#### DIRECTIONS FOR THIS TASK
Reproduce the part of the discussion of the OSR thief starting at "I still believe" and ending at "to open locks.", word for word.

#### SUPPLIED PASSAGE
********************

In closing: this sort of thief does not model all thieves of literature. But it could be a lot of fun, and deliver on the original promise of some of the core OSR thief abilities while maintaining the thief's role as dungeon and city support+offense (complementing the cleric's dungeon and city support+defense).
I still believe that the original OD&D Thief's abilities to Pick Locks includes magical locks and enclosures.., which could lead in a wide variety of interesting directions.
ReplyDeleteGreyhawk says "open locks by picking or foiling magical closures" and i read that to be two seperate statements of ability (1) Open Locks by picking, 2) Foil magical closures), not two different ways to open locks.
This makes the Thief's abilities much greater than any mere locksmith.
Today I learned! This is exactly the sort of thing I'm talking about - the decline of the thief into mundanity. Thanks for bringing that to my attention.

********************

#### SUPPLIED RECORDS

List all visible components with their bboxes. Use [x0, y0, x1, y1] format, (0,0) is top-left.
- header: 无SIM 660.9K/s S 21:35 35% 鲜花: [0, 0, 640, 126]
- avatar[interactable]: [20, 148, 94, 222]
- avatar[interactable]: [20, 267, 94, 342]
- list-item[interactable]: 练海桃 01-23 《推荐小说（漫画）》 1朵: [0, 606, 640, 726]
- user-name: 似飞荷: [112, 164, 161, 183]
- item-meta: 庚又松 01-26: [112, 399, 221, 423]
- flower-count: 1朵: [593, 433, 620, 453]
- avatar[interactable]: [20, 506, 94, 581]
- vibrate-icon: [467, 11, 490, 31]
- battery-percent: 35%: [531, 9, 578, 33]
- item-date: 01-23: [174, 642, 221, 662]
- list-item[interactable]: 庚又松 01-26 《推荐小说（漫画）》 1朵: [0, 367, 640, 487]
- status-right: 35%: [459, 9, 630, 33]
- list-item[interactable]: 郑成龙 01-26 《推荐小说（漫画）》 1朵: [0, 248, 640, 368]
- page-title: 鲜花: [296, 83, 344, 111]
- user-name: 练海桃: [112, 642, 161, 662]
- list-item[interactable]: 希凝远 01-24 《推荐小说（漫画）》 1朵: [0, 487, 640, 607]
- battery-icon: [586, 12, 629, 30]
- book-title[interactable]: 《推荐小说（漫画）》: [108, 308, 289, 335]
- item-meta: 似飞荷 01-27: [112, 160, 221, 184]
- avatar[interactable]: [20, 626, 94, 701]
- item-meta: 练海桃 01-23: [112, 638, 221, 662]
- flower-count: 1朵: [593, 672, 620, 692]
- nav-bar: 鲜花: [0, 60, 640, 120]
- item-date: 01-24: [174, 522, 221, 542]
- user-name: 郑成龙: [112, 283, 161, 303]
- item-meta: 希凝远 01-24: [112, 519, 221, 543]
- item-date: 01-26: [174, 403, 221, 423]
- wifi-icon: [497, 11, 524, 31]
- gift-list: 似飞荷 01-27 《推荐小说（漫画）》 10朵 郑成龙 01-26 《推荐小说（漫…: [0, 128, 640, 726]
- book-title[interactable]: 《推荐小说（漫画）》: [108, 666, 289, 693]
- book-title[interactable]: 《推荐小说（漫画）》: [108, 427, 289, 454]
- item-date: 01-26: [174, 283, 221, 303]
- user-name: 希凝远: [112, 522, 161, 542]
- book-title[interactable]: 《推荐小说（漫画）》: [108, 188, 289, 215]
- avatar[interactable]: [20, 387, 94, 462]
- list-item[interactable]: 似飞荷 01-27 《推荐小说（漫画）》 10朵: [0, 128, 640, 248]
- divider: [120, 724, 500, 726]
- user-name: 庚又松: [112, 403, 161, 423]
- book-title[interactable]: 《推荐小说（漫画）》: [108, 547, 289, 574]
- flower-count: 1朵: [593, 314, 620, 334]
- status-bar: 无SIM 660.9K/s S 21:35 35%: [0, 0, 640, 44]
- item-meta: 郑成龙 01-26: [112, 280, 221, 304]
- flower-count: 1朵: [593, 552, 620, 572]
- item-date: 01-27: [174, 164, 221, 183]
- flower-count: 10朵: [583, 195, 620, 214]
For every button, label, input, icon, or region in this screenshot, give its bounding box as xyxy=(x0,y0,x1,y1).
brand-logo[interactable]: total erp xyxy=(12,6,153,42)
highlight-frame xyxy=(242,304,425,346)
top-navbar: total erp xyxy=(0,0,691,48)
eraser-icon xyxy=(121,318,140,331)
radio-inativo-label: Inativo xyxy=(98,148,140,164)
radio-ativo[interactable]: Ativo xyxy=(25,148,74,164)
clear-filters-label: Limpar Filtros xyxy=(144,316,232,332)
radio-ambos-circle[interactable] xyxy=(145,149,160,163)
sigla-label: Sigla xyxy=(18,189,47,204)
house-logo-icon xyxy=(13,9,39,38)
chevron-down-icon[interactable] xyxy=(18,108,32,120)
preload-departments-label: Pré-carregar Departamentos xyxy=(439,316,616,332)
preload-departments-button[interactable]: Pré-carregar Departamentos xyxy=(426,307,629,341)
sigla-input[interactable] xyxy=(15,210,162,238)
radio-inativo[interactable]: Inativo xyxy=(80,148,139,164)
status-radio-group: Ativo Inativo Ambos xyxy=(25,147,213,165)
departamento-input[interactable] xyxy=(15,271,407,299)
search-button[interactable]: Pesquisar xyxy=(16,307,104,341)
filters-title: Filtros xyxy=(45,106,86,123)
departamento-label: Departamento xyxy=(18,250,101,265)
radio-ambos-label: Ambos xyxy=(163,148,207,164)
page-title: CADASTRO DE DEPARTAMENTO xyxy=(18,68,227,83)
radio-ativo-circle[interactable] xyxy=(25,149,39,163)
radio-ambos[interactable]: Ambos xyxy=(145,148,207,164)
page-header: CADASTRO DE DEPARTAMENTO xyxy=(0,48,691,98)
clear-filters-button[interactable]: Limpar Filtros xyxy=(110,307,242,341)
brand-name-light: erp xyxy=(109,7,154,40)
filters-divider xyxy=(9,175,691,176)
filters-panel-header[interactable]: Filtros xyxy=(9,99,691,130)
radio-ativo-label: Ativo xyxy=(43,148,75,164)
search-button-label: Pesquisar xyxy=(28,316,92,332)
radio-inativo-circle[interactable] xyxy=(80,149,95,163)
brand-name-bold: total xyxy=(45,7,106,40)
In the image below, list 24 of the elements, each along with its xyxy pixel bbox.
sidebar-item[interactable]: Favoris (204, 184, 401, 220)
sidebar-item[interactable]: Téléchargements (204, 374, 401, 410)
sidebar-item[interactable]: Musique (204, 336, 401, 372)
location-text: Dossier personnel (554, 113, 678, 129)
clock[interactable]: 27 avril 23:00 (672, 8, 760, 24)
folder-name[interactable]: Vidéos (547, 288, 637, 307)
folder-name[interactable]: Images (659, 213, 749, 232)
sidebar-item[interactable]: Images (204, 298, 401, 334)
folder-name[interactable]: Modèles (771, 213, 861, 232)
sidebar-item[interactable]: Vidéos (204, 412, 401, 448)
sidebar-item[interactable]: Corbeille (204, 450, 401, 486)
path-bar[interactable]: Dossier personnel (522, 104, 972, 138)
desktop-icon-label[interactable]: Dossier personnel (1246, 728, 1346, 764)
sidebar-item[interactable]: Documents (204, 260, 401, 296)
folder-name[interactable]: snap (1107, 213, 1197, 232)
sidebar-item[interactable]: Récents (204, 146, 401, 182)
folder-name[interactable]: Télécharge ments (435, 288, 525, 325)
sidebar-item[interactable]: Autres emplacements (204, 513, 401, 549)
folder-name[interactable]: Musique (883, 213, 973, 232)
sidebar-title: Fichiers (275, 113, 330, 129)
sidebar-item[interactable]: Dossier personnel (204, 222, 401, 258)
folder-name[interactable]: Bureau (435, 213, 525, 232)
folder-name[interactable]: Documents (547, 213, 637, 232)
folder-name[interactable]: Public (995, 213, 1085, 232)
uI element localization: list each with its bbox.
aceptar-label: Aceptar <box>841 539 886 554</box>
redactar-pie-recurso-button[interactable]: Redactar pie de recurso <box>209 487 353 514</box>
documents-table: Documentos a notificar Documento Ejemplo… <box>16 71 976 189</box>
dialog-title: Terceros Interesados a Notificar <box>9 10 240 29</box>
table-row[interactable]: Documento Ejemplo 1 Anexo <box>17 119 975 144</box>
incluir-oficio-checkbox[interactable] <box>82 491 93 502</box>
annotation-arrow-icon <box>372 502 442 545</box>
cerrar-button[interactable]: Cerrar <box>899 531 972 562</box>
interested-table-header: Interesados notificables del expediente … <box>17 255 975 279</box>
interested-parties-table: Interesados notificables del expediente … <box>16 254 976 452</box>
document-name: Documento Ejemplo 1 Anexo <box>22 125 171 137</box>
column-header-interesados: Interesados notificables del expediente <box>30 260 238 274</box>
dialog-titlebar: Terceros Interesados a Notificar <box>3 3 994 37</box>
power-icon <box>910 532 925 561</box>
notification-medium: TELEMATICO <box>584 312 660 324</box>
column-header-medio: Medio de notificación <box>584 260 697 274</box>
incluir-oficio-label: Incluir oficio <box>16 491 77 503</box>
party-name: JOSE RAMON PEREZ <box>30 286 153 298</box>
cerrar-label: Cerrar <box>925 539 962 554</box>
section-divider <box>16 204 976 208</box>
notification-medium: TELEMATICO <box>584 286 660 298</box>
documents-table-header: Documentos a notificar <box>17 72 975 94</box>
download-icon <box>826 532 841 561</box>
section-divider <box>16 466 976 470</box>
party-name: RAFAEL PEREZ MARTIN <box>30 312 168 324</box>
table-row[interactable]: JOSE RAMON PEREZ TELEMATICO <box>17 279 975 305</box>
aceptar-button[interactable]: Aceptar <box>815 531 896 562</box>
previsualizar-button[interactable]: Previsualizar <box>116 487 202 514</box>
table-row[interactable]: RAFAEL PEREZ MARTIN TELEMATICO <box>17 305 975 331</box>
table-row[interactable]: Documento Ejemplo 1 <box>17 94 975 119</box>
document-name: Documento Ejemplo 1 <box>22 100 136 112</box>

********************

#### REPLY
I still believe that the original OD&D Thief's abilities to Pick Locks includes magical locks and enclosures.., which could lead in a wide variety of interesting directions.
ReplyDeleteGreyhawk says "open locks by picking or foiling magical closures" and i read that to be two seperate statements of ability (1) Open Locks by picking, 2) Foil magical closures), not two different ways to open locks.